- Information given:

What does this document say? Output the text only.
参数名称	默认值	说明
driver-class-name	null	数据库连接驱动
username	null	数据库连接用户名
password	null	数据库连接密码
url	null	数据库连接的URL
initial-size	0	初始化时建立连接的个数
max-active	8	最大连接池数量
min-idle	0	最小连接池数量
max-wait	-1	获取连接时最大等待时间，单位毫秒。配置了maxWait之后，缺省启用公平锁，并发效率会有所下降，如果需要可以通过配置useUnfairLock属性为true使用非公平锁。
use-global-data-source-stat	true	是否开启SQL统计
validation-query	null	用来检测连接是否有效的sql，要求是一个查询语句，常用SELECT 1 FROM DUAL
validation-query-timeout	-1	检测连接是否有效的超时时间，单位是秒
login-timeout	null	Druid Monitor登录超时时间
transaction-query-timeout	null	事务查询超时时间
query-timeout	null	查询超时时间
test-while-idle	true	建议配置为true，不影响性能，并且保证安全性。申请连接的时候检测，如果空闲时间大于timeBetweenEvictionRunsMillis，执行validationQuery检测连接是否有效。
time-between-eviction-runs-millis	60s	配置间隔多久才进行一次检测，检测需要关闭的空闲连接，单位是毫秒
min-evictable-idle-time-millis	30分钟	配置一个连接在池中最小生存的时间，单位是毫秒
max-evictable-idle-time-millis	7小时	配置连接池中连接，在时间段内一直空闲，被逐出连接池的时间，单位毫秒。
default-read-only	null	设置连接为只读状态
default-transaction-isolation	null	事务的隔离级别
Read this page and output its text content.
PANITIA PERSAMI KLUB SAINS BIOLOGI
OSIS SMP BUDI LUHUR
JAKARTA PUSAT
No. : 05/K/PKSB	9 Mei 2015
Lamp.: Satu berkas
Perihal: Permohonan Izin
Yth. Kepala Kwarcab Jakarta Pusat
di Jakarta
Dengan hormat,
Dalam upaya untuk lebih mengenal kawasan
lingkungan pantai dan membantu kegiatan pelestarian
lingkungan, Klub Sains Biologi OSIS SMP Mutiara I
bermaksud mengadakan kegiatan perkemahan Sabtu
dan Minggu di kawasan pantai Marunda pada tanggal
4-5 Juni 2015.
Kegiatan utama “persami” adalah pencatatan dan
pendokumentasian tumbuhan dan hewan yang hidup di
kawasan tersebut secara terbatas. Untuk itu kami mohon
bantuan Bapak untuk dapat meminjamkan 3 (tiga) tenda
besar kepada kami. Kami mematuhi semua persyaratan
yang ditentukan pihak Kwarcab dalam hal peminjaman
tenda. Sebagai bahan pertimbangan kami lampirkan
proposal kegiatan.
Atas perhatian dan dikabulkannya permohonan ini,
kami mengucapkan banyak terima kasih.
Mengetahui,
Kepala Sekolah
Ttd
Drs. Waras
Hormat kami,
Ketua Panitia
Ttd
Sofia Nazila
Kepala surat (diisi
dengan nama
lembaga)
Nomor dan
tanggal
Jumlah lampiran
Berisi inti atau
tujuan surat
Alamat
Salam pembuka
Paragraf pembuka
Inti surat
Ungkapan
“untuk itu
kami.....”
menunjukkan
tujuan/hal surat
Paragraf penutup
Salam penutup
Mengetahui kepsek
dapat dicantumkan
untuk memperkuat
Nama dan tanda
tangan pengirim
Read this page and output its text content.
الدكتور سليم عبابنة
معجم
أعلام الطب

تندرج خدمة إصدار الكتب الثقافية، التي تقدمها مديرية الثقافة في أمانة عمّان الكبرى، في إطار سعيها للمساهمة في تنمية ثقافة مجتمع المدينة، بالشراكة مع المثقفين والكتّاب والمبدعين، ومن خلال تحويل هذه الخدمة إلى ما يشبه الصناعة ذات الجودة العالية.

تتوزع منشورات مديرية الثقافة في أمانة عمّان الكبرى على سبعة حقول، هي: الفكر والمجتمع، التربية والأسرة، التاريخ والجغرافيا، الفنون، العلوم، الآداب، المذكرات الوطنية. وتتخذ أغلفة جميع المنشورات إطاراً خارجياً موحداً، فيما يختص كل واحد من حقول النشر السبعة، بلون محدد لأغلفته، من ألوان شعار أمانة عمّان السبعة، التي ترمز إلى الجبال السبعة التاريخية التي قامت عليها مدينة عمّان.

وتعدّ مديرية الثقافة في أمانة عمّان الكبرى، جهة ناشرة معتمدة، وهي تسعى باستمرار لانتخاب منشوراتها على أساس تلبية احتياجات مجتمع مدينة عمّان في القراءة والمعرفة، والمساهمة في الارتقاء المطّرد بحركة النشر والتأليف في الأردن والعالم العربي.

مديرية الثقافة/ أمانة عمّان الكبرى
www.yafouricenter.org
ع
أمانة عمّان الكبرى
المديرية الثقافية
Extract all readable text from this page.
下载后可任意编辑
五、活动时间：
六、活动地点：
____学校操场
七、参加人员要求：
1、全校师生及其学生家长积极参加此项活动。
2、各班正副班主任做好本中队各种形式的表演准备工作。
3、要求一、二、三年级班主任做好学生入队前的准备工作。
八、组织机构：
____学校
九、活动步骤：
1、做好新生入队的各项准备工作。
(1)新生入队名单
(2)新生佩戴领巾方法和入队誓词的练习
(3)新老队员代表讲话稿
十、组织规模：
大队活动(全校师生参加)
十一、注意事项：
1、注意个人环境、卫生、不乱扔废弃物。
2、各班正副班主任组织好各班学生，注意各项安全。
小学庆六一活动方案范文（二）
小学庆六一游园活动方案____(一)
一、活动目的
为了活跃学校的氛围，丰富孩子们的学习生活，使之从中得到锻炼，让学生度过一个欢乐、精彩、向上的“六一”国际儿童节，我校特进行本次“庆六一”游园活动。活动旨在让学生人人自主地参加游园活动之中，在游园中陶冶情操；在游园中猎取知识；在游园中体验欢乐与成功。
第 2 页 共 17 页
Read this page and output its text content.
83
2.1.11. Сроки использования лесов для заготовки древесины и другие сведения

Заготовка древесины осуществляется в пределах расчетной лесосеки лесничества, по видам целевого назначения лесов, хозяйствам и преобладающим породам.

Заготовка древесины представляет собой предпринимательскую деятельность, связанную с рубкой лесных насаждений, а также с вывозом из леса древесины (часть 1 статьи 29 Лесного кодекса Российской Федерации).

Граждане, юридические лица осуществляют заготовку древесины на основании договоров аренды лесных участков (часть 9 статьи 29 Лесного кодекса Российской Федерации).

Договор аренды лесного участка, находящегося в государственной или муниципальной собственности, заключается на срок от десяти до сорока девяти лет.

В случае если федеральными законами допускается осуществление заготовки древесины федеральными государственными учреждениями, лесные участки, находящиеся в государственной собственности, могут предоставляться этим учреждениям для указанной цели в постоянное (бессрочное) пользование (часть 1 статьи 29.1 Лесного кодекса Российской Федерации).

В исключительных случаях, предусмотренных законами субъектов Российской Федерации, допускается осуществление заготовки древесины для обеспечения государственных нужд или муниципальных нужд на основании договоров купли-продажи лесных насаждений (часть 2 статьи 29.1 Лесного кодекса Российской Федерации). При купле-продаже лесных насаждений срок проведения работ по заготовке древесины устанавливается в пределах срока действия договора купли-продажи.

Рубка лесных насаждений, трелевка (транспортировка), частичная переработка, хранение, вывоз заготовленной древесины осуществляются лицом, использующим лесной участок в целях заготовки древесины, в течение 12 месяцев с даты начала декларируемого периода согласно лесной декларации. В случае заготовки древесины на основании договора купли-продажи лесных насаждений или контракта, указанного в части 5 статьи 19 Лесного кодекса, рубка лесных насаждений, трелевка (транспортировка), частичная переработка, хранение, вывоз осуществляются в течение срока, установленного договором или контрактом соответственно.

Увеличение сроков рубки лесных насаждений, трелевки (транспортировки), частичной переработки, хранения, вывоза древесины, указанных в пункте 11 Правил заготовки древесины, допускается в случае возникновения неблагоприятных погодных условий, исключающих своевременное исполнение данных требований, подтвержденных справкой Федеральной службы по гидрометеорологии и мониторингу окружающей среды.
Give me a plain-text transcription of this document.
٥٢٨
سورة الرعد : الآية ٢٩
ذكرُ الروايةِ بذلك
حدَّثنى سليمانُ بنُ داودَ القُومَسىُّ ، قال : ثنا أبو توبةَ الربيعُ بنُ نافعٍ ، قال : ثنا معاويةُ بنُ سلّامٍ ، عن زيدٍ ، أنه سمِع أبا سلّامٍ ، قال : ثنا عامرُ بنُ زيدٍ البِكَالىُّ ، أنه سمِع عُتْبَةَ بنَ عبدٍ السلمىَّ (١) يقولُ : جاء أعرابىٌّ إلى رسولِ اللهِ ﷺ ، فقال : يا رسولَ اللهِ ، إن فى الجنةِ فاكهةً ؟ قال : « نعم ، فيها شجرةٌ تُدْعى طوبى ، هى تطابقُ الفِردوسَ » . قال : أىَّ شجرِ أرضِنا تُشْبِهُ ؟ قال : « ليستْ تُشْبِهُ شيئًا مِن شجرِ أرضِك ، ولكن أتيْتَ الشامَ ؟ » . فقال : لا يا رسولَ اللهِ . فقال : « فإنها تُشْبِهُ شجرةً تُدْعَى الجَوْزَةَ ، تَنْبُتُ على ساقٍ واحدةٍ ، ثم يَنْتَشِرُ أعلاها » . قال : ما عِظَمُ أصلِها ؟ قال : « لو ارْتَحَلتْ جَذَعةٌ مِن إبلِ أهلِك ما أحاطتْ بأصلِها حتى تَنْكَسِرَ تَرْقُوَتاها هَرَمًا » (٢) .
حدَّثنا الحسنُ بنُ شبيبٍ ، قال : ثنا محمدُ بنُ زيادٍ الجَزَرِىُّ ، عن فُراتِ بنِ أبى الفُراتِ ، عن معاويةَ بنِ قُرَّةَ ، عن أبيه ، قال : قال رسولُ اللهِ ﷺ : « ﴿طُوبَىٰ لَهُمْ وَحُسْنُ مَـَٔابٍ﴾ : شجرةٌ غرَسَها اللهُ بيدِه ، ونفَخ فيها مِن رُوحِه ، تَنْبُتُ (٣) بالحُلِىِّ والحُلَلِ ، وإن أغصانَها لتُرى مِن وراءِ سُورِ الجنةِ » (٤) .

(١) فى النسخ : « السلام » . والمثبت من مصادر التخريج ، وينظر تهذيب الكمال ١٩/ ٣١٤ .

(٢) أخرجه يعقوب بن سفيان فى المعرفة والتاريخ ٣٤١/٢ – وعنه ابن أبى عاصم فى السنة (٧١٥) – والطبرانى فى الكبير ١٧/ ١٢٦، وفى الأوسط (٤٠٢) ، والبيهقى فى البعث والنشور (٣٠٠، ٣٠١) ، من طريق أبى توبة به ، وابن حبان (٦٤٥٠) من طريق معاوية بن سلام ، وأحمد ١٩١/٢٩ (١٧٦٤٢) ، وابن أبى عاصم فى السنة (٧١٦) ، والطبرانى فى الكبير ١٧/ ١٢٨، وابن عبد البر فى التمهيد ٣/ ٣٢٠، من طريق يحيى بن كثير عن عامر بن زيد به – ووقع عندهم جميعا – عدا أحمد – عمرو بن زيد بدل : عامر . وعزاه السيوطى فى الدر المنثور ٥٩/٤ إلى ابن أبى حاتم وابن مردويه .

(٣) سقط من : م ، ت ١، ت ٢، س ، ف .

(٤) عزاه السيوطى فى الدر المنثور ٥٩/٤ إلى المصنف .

- What you need to do:
Find the word "срока" in the entries above and gather every line that holds it.

- Task response:
В исключительных случаях, предусмотренных законами субъектов Российской Федерации, допускается осуществление заготовки древесины для обеспечения государственных нужд или муниципальных нужд на основании договоров купли-продажи лесных насаждений (часть 2 статьи 29.1 Лесного кодекса Российской Федерации). При купле-продаже лесных насаждений срок проведения работ по заготовке древесины устанавливается в пределах срока действия договора купли-продажи.
Рубка лесных насаждений, трелевка (транспортировка), частичная переработка, хранение, вывоз заготовленной древесины осуществляются лицом, использующим лесной участок в целях заготовки древесины, в течение 12 месяцев с даты начала декларируемого периода согласно лесной декларации. В случае заготовки древесины на основании договора купли-продажи лесных насаждений или контракта, указанного в части 5 статьи 19 Лесного кодекса, рубка лесных насаждений, трелевка (транспортировка), частичная переработка, хранение, вывоз осуществляются в течение срока, установленного договором или контрактом соответственно.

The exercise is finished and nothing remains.